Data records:
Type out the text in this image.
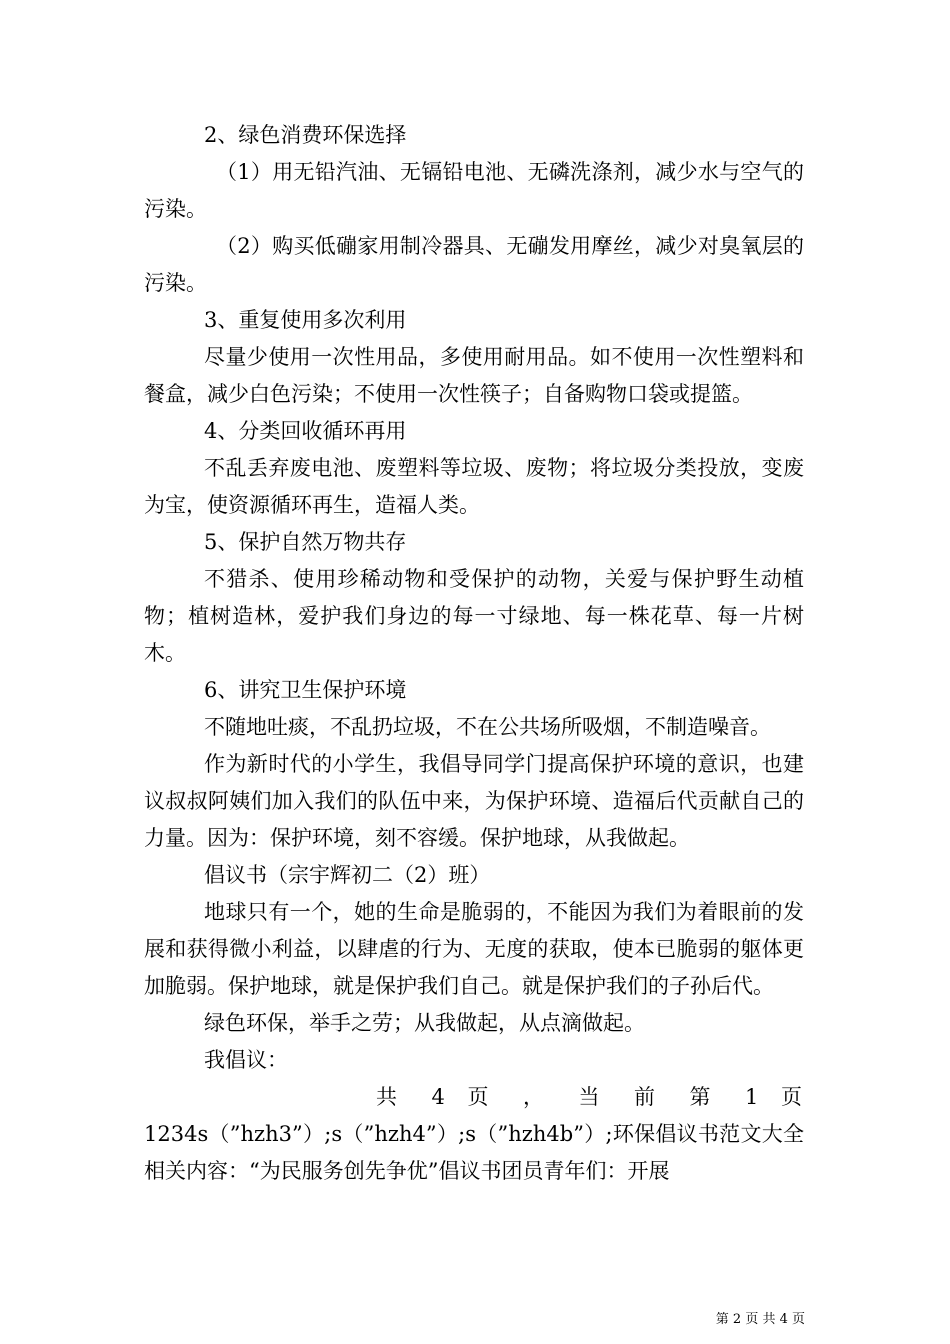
2、绿色消费环保选择

（1）用无铅汽油、无镉铅电池、无磷洗涤剂，减少水与空气的污染。

（2）购买低磞家用制冷器具、无磞发用摩丝，减少对臭氧层的污染。

3、重复使用多次利用

尽量少使用一次性用品，多使用耐用品。如不使用一次性塑料和餐盒，减少白色污染；不使用一次性筷子；自备购物口袋或提篮。

4、分类回收循环再用

不乱丢弃废电池、废塑料等垃圾、废物；将垃圾分类投放，变废为宝，使资源循环再生，造福人类。

5、保护自然万物共存

不猎杀、使用珍稀动物和受保护的动物，关爱与保护野生动植物；植树造林，爱护我们身边的每一寸绿地、每一株花草、每一片树木。

6、讲究卫生保护环境

不随地吐痰，不乱扔垃圾，不在公共场所吸烟，不制造噪音。

作为新时代的小学生，我倡导同学门提高保护环境的意识，也建议叔叔阿姨们加入我们的队伍中来，为保护环境、造福后代贡献自己的力量。因为：保护环境，刻不容缓。保护地球，从我做起。

倡议书（宗宇辉初二（2）班）

地球只有一个，她的生命是脆弱的，不能因为我们为着眼前的发展和获得微小利益，以肆虐的行为、无度的获取，使本已脆弱的躯体更加脆弱。保护地球，就是保护我们自己。就是保护我们的子孙后代。

绿色环保，举手之劳；从我做起，从点滴做起。

我倡议：

共 4 页 ， 当 前 第 1 页

1234s（”hzh3”）;s（”hzh4”）;s（”hzh4b”）;环保倡议书范文大全相关内容：“为民服务创先争优”倡议书团员青年们：开展

第 2 页 共 4 页
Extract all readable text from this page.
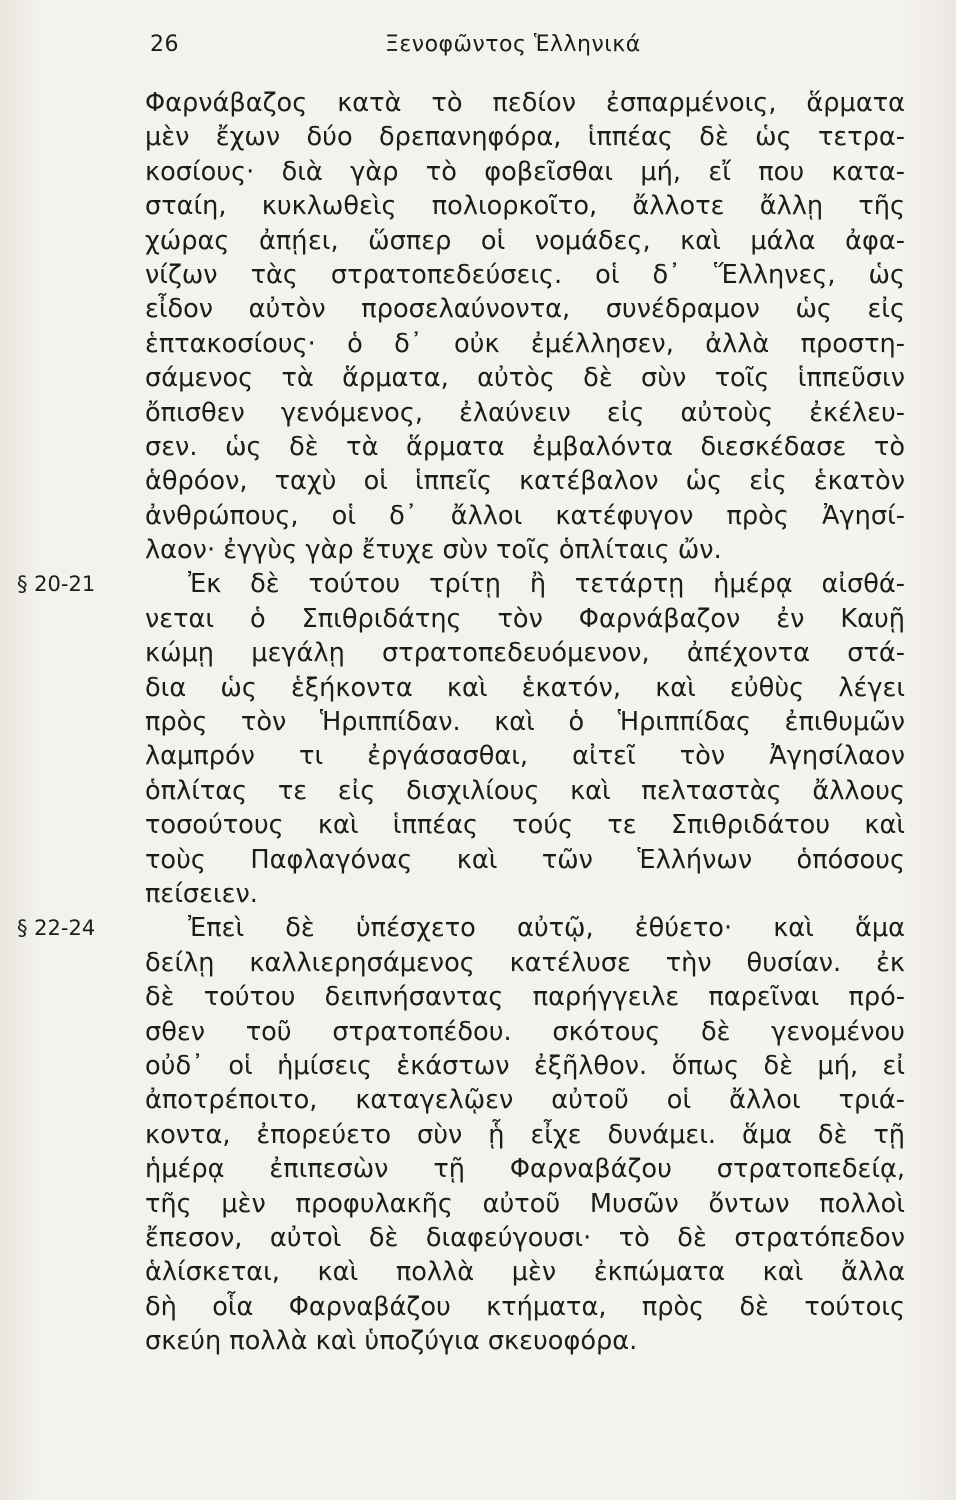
26	Ξενοφῶντος Ἑλληνικά
Φαρνάβαζος κατὰ τὸ πεδίον ἐσπαρμένοις, ἅρματα
μὲν ἔχων δύο δρεπανηφόρα, ἱππέας δὲ ὡς τετρα-
κοσίους· διὰ γὰρ τὸ φοβεῖσθαι μή, εἴ που κατα-
σταίη, κυκλωθεὶς πολιορκοῖτο, ἄλλοτε ἄλλῃ τῆς
χώρας ἀπῄει, ὥσπερ οἱ νομάδες, καὶ μάλα ἀφα-
νίζων τὰς στρατοπεδεύσεις. οἱ δ᾽ Ἕλληνες, ὡς
εἶδον αὐτὸν προσελαύνοντα, συνέδραμον ὡς εἰς
ἑπτακοσίους· ὁ δ᾽ οὐκ ἐμέλλησεν, ἀλλὰ προστη-
σάμενος τὰ ἅρματα, αὐτὸς δὲ σὺν τοῖς ἱππεῦσιν
ὄπισθεν γενόμενος, ἐλαύνειν εἰς αὐτοὺς ἐκέλευ-
σεν. ὡς δὲ τὰ ἅρματα ἐμβαλόντα διεσκέδασε τὸ
ἁθρόον, ταχὺ οἱ ἱππεῖς κατέβαλον ὡς εἰς ἑκατὸν
ἀνθρώπους, οἱ δ᾽ ἄλλοι κατέφυγον πρὸς Ἀγησί-
λαον· ἐγγὺς γὰρ ἔτυχε σὺν τοῖς ὁπλίταις ὤν.
§ 20-21	Ἐκ δὲ τούτου τρίτῃ ἢ τετάρτῃ ἡμέρᾳ αἰσθά-
νεται ὁ Σπιθριδάτης τὸν Φαρνάβαζον ἐν Καυῇ
κώμῃ μεγάλῃ στρατοπεδευόμενον, ἀπέχοντα στά-
δια ὡς ἑξήκοντα καὶ ἑκατόν, καὶ εὐθὺς λέγει
πρὸς τὸν Ἡριππίδαν. καὶ ὁ Ἡριππίδας ἐπιθυμῶν
λαμπρόν τι ἐργάσασθαι, αἰτεῖ τὸν Ἀγησίλαον
ὁπλίτας τε εἰς δισχιλίους καὶ πελταστὰς ἄλλους
τοσούτους καὶ ἱππέας τούς τε Σπιθριδάτου καὶ
τοὺς Παφλαγόνας καὶ τῶν Ἑλλήνων ὁπόσους
πείσειεν.
§ 22-24	Ἐπεὶ δὲ ὑπέσχετο αὐτῷ, ἐθύετο· καὶ ἅμα
δείλῃ καλλιερησάμενος κατέλυσε τὴν θυσίαν. ἐκ
δὲ τούτου δειπνήσαντας παρήγγειλε παρεῖναι πρό-
σθεν τοῦ στρατοπέδου. σκότους δὲ γενομένου
οὐδ᾽ οἱ ἡμίσεις ἑκάστων ἐξῆλθον. ὅπως δὲ μή, εἰ
ἀποτρέποιτο, καταγελῷεν αὐτοῦ οἱ ἄλλοι τριά-
κοντα, ἐπορεύετο σὺν ᾗ εἶχε δυνάμει. ἅμα δὲ τῇ
ἡμέρᾳ ἐπιπεσὼν τῇ Φαρναβάζου στρατοπεδείᾳ,
τῆς μὲν προφυλακῆς αὐτοῦ Μυσῶν ὄντων πολλοὶ
ἔπεσον, αὐτοὶ δὲ διαφεύγουσι· τὸ δὲ στρατόπεδον
ἁλίσκεται, καὶ πολλὰ μὲν ἐκπώματα καὶ ἄλλα
δὴ οἷα Φαρναβάζου κτήματα, πρὸς δὲ τούτοις
σκεύη πολλὰ καὶ ὑποζύγια σκευοφόρα.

### Task to complete
Omit the pictures and reproduce the listing exactly.

### Result
Type out the text in this image.
2、绿色消费环保选择

（1）用无铅汽油、无镉铅电池、无磷洗涤剂，减少水与空气的污染。

（2）购买低磞家用制冷器具、无磞发用摩丝，减少对臭氧层的污染。

3、重复使用多次利用

尽量少使用一次性用品，多使用耐用品。如不使用一次性塑料和餐盒，减少白色污染；不使用一次性筷子；自备购物口袋或提篮。

4、分类回收循环再用

不乱丢弃废电池、废塑料等垃圾、废物；将垃圾分类投放，变废为宝，使资源循环再生，造福人类。

5、保护自然万物共存

不猎杀、使用珍稀动物和受保护的动物，关爱与保护野生动植物；植树造林，爱护我们身边的每一寸绿地、每一株花草、每一片树木。

6、讲究卫生保护环境

不随地吐痰，不乱扔垃圾，不在公共场所吸烟，不制造噪音。

作为新时代的小学生，我倡导同学门提高保护环境的意识，也建议叔叔阿姨们加入我们的队伍中来，为保护环境、造福后代贡献自己的力量。因为：保护环境，刻不容缓。保护地球，从我做起。

倡议书（宗宇辉初二（2）班）

地球只有一个，她的生命是脆弱的，不能因为我们为着眼前的发展和获得微小利益，以肆虐的行为、无度的获取，使本已脆弱的躯体更加脆弱。保护地球，就是保护我们自己。就是保护我们的子孙后代。

绿色环保，举手之劳；从我做起，从点滴做起。

我倡议：

共 4 页 ， 当 前 第 1 页

1234s（”hzh3”）;s（”hzh4”）;s（”hzh4b”）;环保倡议书范文大全相关内容：“为民服务创先争优”倡议书团员青年们：开展

第 2 页 共 4 页
Extract all readable text from this page.
26	Ξενοφῶντος Ἑλληνικά
Φαρνάβαζος κατὰ τὸ πεδίον ἐσπαρμένοις, ἅρματα
μὲν ἔχων δύο δρεπανηφόρα, ἱππέας δὲ ὡς τετρα-
κοσίους· διὰ γὰρ τὸ φοβεῖσθαι μή, εἴ που κατα-
σταίη, κυκλωθεὶς πολιορκοῖτο, ἄλλοτε ἄλλῃ τῆς
χώρας ἀπῄει, ὥσπερ οἱ νομάδες, καὶ μάλα ἀφα-
νίζων τὰς στρατοπεδεύσεις. οἱ δ᾽ Ἕλληνες, ὡς
εἶδον αὐτὸν προσελαύνοντα, συνέδραμον ὡς εἰς
ἑπτακοσίους· ὁ δ᾽ οὐκ ἐμέλλησεν, ἀλλὰ προστη-
σάμενος τὰ ἅρματα, αὐτὸς δὲ σὺν τοῖς ἱππεῦσιν
ὄπισθεν γενόμενος, ἐλαύνειν εἰς αὐτοὺς ἐκέλευ-
σεν. ὡς δὲ τὰ ἅρματα ἐμβαλόντα διεσκέδασε τὸ
ἁθρόον, ταχὺ οἱ ἱππεῖς κατέβαλον ὡς εἰς ἑκατὸν
ἀνθρώπους, οἱ δ᾽ ἄλλοι κατέφυγον πρὸς Ἀγησί-
λαον· ἐγγὺς γὰρ ἔτυχε σὺν τοῖς ὁπλίταις ὤν.
§ 20-21	Ἐκ δὲ τούτου τρίτῃ ἢ τετάρτῃ ἡμέρᾳ αἰσθά-
νεται ὁ Σπιθριδάτης τὸν Φαρνάβαζον ἐν Καυῇ
κώμῃ μεγάλῃ στρατοπεδευόμενον, ἀπέχοντα στά-
δια ὡς ἑξήκοντα καὶ ἑκατόν, καὶ εὐθὺς λέγει
πρὸς τὸν Ἡριππίδαν. καὶ ὁ Ἡριππίδας ἐπιθυμῶν
λαμπρόν τι ἐργάσασθαι, αἰτεῖ τὸν Ἀγησίλαον
ὁπλίτας τε εἰς δισχιλίους καὶ πελταστὰς ἄλλους
τοσούτους καὶ ἱππέας τούς τε Σπιθριδάτου καὶ
τοὺς Παφλαγόνας καὶ τῶν Ἑλλήνων ὁπόσους
πείσειεν.
§ 22-24	Ἐπεὶ δὲ ὑπέσχετο αὐτῷ, ἐθύετο· καὶ ἅμα
δείλῃ καλλιερησάμενος κατέλυσε τὴν θυσίαν. ἐκ
δὲ τούτου δειπνήσαντας παρήγγειλε παρεῖναι πρό-
σθεν τοῦ στρατοπέδου. σκότους δὲ γενομένου
οὐδ᾽ οἱ ἡμίσεις ἑκάστων ἐξῆλθον. ὅπως δὲ μή, εἰ
ἀποτρέποιτο, καταγελῷεν αὐτοῦ οἱ ἄλλοι τριά-
κοντα, ἐπορεύετο σὺν ᾗ εἶχε δυνάμει. ἅμα δὲ τῇ
ἡμέρᾳ ἐπιπεσὼν τῇ Φαρναβάζου στρατοπεδείᾳ,
τῆς μὲν προφυλακῆς αὐτοῦ Μυσῶν ὄντων πολλοὶ
ἔπεσον, αὐτοὶ δὲ διαφεύγουσι· τὸ δὲ στρατόπεδον
ἁλίσκεται, καὶ πολλὰ μὲν ἐκπώματα καὶ ἄλλα
δὴ οἷα Φαρναβάζου κτήματα, πρὸς δὲ τούτοις
σκεύη πολλὰ καὶ ὑποζύγια σκευοφόρα.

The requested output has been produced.